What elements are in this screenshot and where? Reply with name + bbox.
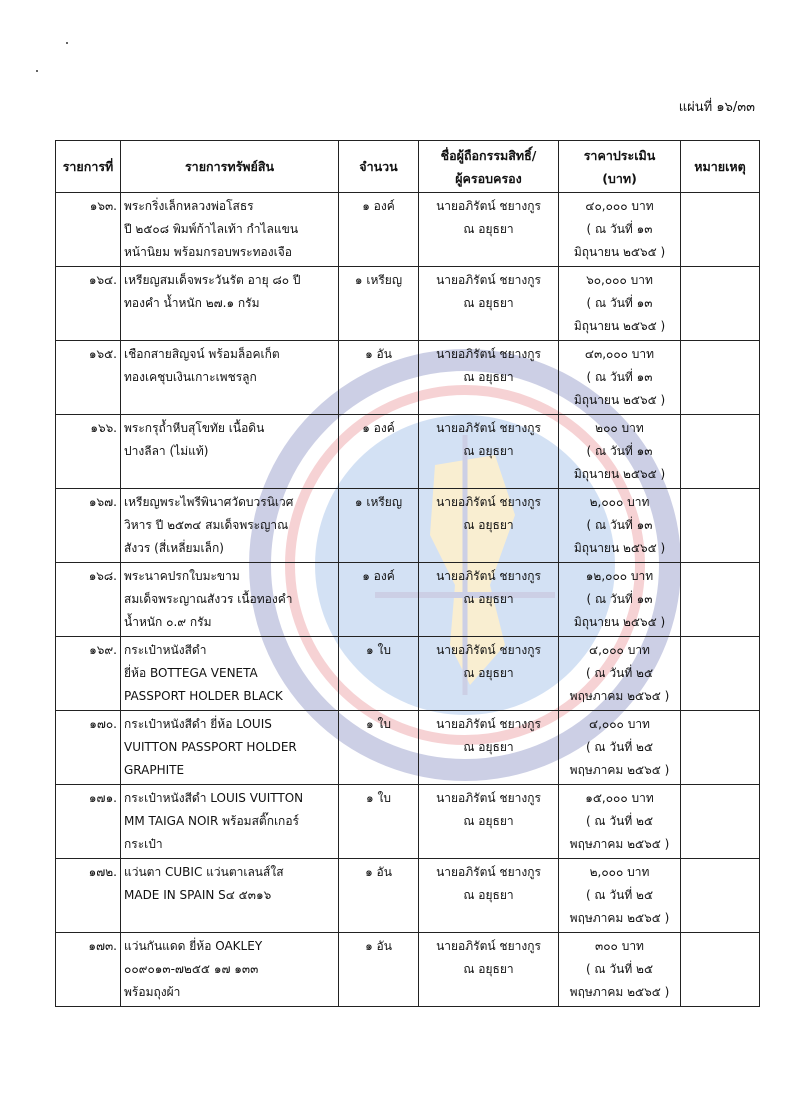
table-row [56, 341, 760, 415]
cell-no [56, 193, 121, 267]
cell-line: กระเป๋า [124, 837, 163, 851]
table-row [56, 859, 760, 933]
cell-note [681, 193, 760, 267]
cell-item [121, 341, 339, 415]
cell-line: ( ณ วันที่ ๑๓ [586, 222, 653, 236]
cell-line: ( ณ วันที่ ๑๓ [586, 296, 653, 310]
cell-line: เหรียญสมเด็จพระวันรัต อายุ ๘๐ ปี [124, 273, 301, 287]
cell-qty [339, 637, 419, 711]
header-text: หมายเหตุ [694, 159, 746, 174]
cell-line: ( ณ วันที่ ๑๓ [586, 518, 653, 532]
header-text: รายการที่ [62, 159, 114, 174]
cell-line: ณ อยุธยา [463, 962, 514, 976]
cell-qty [339, 489, 419, 563]
cell-no [56, 711, 121, 785]
cell-line: ๑๕,๐๐๐ บาท [585, 791, 654, 805]
cell-item [121, 859, 339, 933]
cell-line: ๔๓,๐๐๐ บาท [584, 347, 655, 361]
table-row [56, 193, 760, 267]
cell-line: ๔๐,๐๐๐ บาท [585, 199, 654, 213]
cell-line: ณ อยุธยา [463, 296, 514, 310]
cell-line: ๑ ใบ [366, 791, 391, 805]
cell-line: เชือกสายสิญจน์ พร้อมล็อคเก็ต [124, 347, 280, 361]
cell-line: ๑๒,๐๐๐ บาท [585, 569, 654, 583]
col-header-item [121, 141, 339, 193]
cell-item [121, 563, 339, 637]
cell-line: นายอภิรัตน์ ชยางกูร [436, 495, 541, 509]
cell-line: MADE IN SPAIN S๔ ๕๓๑๖ [124, 888, 272, 902]
header-text [562, 144, 677, 190]
cell-line: น้ำหนัก ๐.๙ กรัม [124, 615, 212, 629]
cell-no [56, 785, 121, 859]
cell-no [56, 489, 121, 563]
cell-price [559, 711, 681, 785]
cell-line: พฤษภาคม ๒๕๖๕ ) [569, 985, 670, 999]
cell-line: มิถุนายน ๒๕๖๕ ) [573, 467, 666, 481]
table-row [56, 637, 760, 711]
cell-line: นายอภิรัตน์ ชยางกูร [436, 569, 541, 583]
cell-line: ๑ เหรียญ [354, 495, 403, 509]
header-line: ราคาประเมิน [583, 147, 656, 163]
col-header-no [56, 141, 121, 193]
cell-price [559, 933, 681, 1007]
cell-owner [419, 415, 559, 489]
cell-line: ( ณ วันที่ ๒๕ [585, 666, 654, 680]
cell-owner [419, 193, 559, 267]
cell-line: พฤษภาคม ๒๕๖๕ ) [569, 763, 670, 777]
cell-owner [419, 489, 559, 563]
cell-line: นายอภิรัตน์ ชยางกูร [436, 199, 541, 213]
cell-line: ณ อยุธยา [463, 370, 514, 384]
cell-item [121, 415, 339, 489]
header-line: ชื่อผู้ถือกรรมสิทธิ์/ [440, 147, 537, 163]
cell-no [56, 341, 121, 415]
cell-price [559, 489, 681, 563]
cell-line: เหรียญพระไพรีพินาศวัดบวรนิเวศ [124, 495, 294, 509]
cell-owner [419, 933, 559, 1007]
cell-line: พระกริ่งเล็กหลวงพ่อโสธร [124, 199, 254, 213]
cell-item [121, 193, 339, 267]
cell-note [681, 785, 760, 859]
cell-line: ๔,๐๐๐ บาท [589, 643, 650, 657]
cell-qty [339, 933, 419, 1007]
cell-qty [339, 415, 419, 489]
cell-owner [419, 785, 559, 859]
cell-line: นายอภิรัตน์ ชยางกูร [436, 939, 541, 953]
cell-line: ปางลีลา (ไม่แท้) [124, 444, 209, 458]
cell-line: MM TAIGA NOIR พร้อมสติ๊กเกอร์ [124, 814, 299, 828]
table-row [56, 489, 760, 563]
cell-note [681, 489, 760, 563]
cell-note [681, 933, 760, 1007]
cell-no [56, 859, 121, 933]
cell-price [559, 859, 681, 933]
col-header-owner [419, 141, 559, 193]
cell-line: ๑๖๔. [88, 273, 117, 287]
col-header-note [681, 141, 760, 193]
cell-price [559, 785, 681, 859]
cell-line: ณ อยุธยา [463, 740, 514, 754]
cell-line: ๑ องค์ [362, 199, 395, 213]
cell-line: ปี ๒๕๐๘ พิมพ์ก้าไลเท้า กำไลแขน [124, 222, 299, 236]
cell-line: ๒๐๐ บาท [595, 421, 644, 435]
cell-line: GRAPHITE [124, 763, 185, 777]
cell-no [56, 415, 121, 489]
cell-line: PASSPORT HOLDER BLACK [124, 689, 283, 703]
scan-speck [66, 42, 68, 44]
header-text: รายการทรัพย์สิน [184, 159, 275, 174]
cell-item [121, 637, 339, 711]
cell-line: มิถุนายน ๒๕๖๕ ) [573, 393, 666, 407]
cell-line: แว่นกันแดด ยี่ห้อ OAKLEY [124, 939, 263, 953]
cell-line: ๑ องค์ [362, 421, 395, 435]
cell-line: ทองคำ น้ำหนัก ๒๗.๑ กรัม [124, 296, 260, 310]
cell-qty [339, 267, 419, 341]
cell-line: ๐๐๙๐๑๓-๗๒๕๕ ๑๗ ๑๓๓ [124, 962, 259, 976]
table-row [56, 785, 760, 859]
cell-price [559, 415, 681, 489]
cell-line: ๑๖๕. [88, 347, 117, 361]
cell-qty [339, 785, 419, 859]
header-line: (บาท) [602, 170, 637, 186]
cell-owner [419, 563, 559, 637]
cell-line: นายอภิรัตน์ ชยางกูร [436, 347, 541, 361]
asset-table [55, 140, 760, 1007]
cell-line: ๒,๐๐๐ บาท [589, 495, 650, 509]
col-header-price [559, 141, 681, 193]
cell-line: ๔,๐๐๐ บาท [589, 717, 650, 731]
cell-line: ๑๖๙. [89, 643, 117, 657]
cell-no [56, 563, 121, 637]
cell-line: มิถุนายน ๒๕๖๕ ) [573, 615, 666, 629]
cell-note [681, 637, 760, 711]
cell-price [559, 563, 681, 637]
cell-note [681, 859, 760, 933]
cell-qty [339, 341, 419, 415]
cell-no [56, 933, 121, 1007]
cell-owner [419, 267, 559, 341]
cell-price [559, 341, 681, 415]
cell-line: ๑๗๑. [88, 791, 117, 805]
cell-line: ๑ เหรียญ [354, 273, 403, 287]
cell-line: ณ อยุธยา [463, 888, 514, 902]
cell-price [559, 193, 681, 267]
cell-line: ( ณ วันที่ ๒๕ [585, 888, 654, 902]
cell-note [681, 711, 760, 785]
cell-item [121, 785, 339, 859]
cell-line: ๑๖๖. [90, 421, 117, 435]
cell-line: สังวร (สี่เหลี่ยมเล็ก) [124, 541, 224, 555]
cell-line: ณ อยุธยา [463, 814, 514, 828]
cell-line: ( ณ วันที่ ๑๓ [586, 370, 653, 384]
cell-line: ณ อยุธยา [463, 518, 514, 532]
cell-line: ( ณ วันที่ ๒๕ [585, 814, 654, 828]
cell-line: มิถุนายน ๒๕๖๕ ) [573, 541, 666, 555]
cell-line: ๑ ใบ [366, 717, 391, 731]
cell-line: ยี่ห้อ BOTTEGA VENETA [124, 666, 258, 680]
cell-line: ( ณ วันที่ ๑๓ [586, 444, 653, 458]
header-text [422, 144, 555, 190]
cell-qty [339, 859, 419, 933]
table-header-row [56, 141, 760, 193]
cell-line: ๑ อัน [365, 865, 392, 879]
cell-line: พร้อมถุงผ้า [124, 985, 181, 999]
cell-item [121, 711, 339, 785]
cell-line: พฤษภาคม ๒๕๖๕ ) [569, 911, 670, 925]
cell-qty [339, 711, 419, 785]
cell-line: ๑ ใบ [366, 643, 391, 657]
cell-line: พฤษภาคม ๒๕๖๕ ) [569, 837, 670, 851]
cell-line: วิหาร ปี ๒๕๓๔ สมเด็จพระญาณ [124, 518, 289, 532]
cell-owner [419, 637, 559, 711]
cell-line: นายอภิรัตน์ ชยางกูร [436, 791, 541, 805]
cell-item [121, 489, 339, 563]
cell-line: กระเป๋าหนังสีดำ ยี่ห้อ LOUIS [124, 717, 272, 731]
cell-line: ๑๖๗. [88, 495, 117, 509]
cell-line: แว่นตา CUBIC แว่นตาเลนส์ใส [124, 865, 284, 879]
cell-line: พฤษภาคม ๒๕๖๕ ) [569, 689, 670, 703]
cell-line: ณ อยุธยา [463, 222, 514, 236]
cell-line: นายอภิรัตน์ ชยางกูร [436, 273, 541, 287]
cell-line: ๑ อัน [365, 347, 392, 361]
cell-line: นายอภิรัตน์ ชยางกูร [436, 717, 541, 731]
cell-line: กระเป๋าหนังสีดำ LOUIS VUITTON [124, 791, 304, 805]
cell-line: ๖๐,๐๐๐ บาท [586, 273, 653, 287]
cell-line: ๑ องค์ [362, 569, 395, 583]
cell-line: ๓๐๐ บาท [595, 939, 644, 953]
header-text: จำนวน [359, 159, 398, 174]
table-row [56, 415, 760, 489]
cell-qty [339, 193, 419, 267]
cell-line: ๑๗๒. [88, 865, 117, 879]
cell-line: นายอภิรัตน์ ชยางกูร [436, 865, 541, 879]
cell-line: VUITTON PASSPORT HOLDER [124, 740, 297, 754]
cell-line: มิถุนายน ๒๕๖๕ ) [573, 245, 666, 259]
cell-note [681, 267, 760, 341]
cell-line: ( ณ วันที่ ๑๓ [586, 592, 653, 606]
scan-speck [36, 70, 38, 72]
cell-owner [419, 711, 559, 785]
cell-line: ๑๖๘. [88, 569, 117, 583]
cell-line: ( ณ วันที่ ๒๕ [585, 740, 654, 754]
table-row [56, 267, 760, 341]
cell-line: พระกรุถ้ำหีบสุโขทัย เนื้อดิน [124, 421, 265, 435]
cell-line: มิถุนายน ๒๕๖๕ ) [573, 319, 666, 333]
cell-owner [419, 341, 559, 415]
cell-line: นายอภิรัตน์ ชยางกูร [436, 421, 541, 435]
cell-no [56, 637, 121, 711]
cell-line: ณ อยุธยา [463, 444, 514, 458]
cell-no [56, 267, 121, 341]
table-row [56, 933, 760, 1007]
col-header-qty [339, 141, 419, 193]
header-line: ผู้ครอบครอง [455, 170, 522, 186]
table-row [56, 711, 760, 785]
cell-item [121, 933, 339, 1007]
cell-price [559, 267, 681, 341]
cell-line: ทองเคชุบเงินเกาะเพชรลูก [124, 370, 257, 384]
cell-price [559, 637, 681, 711]
cell-note [681, 341, 760, 415]
cell-line: พระนาคปรกใบมะขาม [124, 569, 240, 583]
cell-item [121, 267, 339, 341]
cell-line: กระเป๋าหนังสีดำ [124, 643, 207, 657]
cell-line: ( ณ วันที่ ๒๕ [585, 962, 654, 976]
cell-line: นายอภิรัตน์ ชยางกูร [436, 643, 541, 657]
cell-line: ๑๗๓. [88, 939, 117, 953]
cell-line: ๑ อัน [365, 939, 392, 953]
cell-line: ๒,๐๐๐ บาท [589, 865, 650, 879]
cell-line: ณ อยุธยา [463, 666, 514, 680]
cell-line: ๑๗๐. [89, 717, 117, 731]
cell-note [681, 563, 760, 637]
cell-line: ๑๖๓. [89, 199, 117, 213]
cell-line: สมเด็จพระญาณสังวร เนื้อทองคำ [124, 592, 293, 606]
table-row [56, 563, 760, 637]
cell-qty [339, 563, 419, 637]
cell-note [681, 415, 760, 489]
cell-owner [419, 859, 559, 933]
sheet-number: แผ่นที่ ๑๖/๓๓ [678, 100, 755, 115]
cell-line: ณ อยุธยา [463, 592, 514, 606]
cell-line: หน้านิยม พร้อมกรอบพระทองเจือ [124, 245, 292, 259]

-- Short task --
Give the lines above again without any change, starting with the line with "table-row [56, 341, 760, 415]" and going on through the line with "header-text [562, 144, 677, 190]".

-- Answer for this exercise --
table-row [56, 341, 760, 415]
cell-no [56, 193, 121, 267]
cell-line: กระเป๋า [124, 837, 163, 851]
table-row [56, 859, 760, 933]
cell-note [681, 193, 760, 267]
cell-item [121, 341, 339, 415]
cell-line: ( ณ วันที่ ๑๓ [586, 222, 653, 236]
cell-line: ( ณ วันที่ ๑๓ [586, 296, 653, 310]
cell-line: เหรียญสมเด็จพระวันรัต อายุ ๘๐ ปี [124, 273, 301, 287]
cell-qty [339, 637, 419, 711]
header-text: หมายเหตุ [694, 159, 746, 174]
cell-line: ( ณ วันที่ ๑๓ [586, 518, 653, 532]
header-text: รายการที่ [62, 159, 114, 174]
cell-line: ณ อยุธยา [463, 962, 514, 976]
cell-qty [339, 489, 419, 563]
cell-no [56, 711, 121, 785]
cell-line: ๑๕,๐๐๐ บาท [585, 791, 654, 805]
cell-item [121, 859, 339, 933]
cell-line: ๔๓,๐๐๐ บาท [584, 347, 655, 361]
table-row [56, 193, 760, 267]
cell-line: ๔๐,๐๐๐ บาท [585, 199, 654, 213]
cell-line: ณ อยุธยา [463, 296, 514, 310]
cell-line: ๑ ใบ [366, 791, 391, 805]
cell-line: เชือกสายสิญจน์ พร้อมล็อคเก็ต [124, 347, 280, 361]
cell-line: ๑๒,๐๐๐ บาท [585, 569, 654, 583]
col-header-item [121, 141, 339, 193]
cell-item [121, 563, 339, 637]
cell-line: นายอภิรัตน์ ชยางกูร [436, 495, 541, 509]
cell-line: MADE IN SPAIN S๔ ๕๓๑๖ [124, 888, 272, 902]
header-text [562, 144, 677, 190]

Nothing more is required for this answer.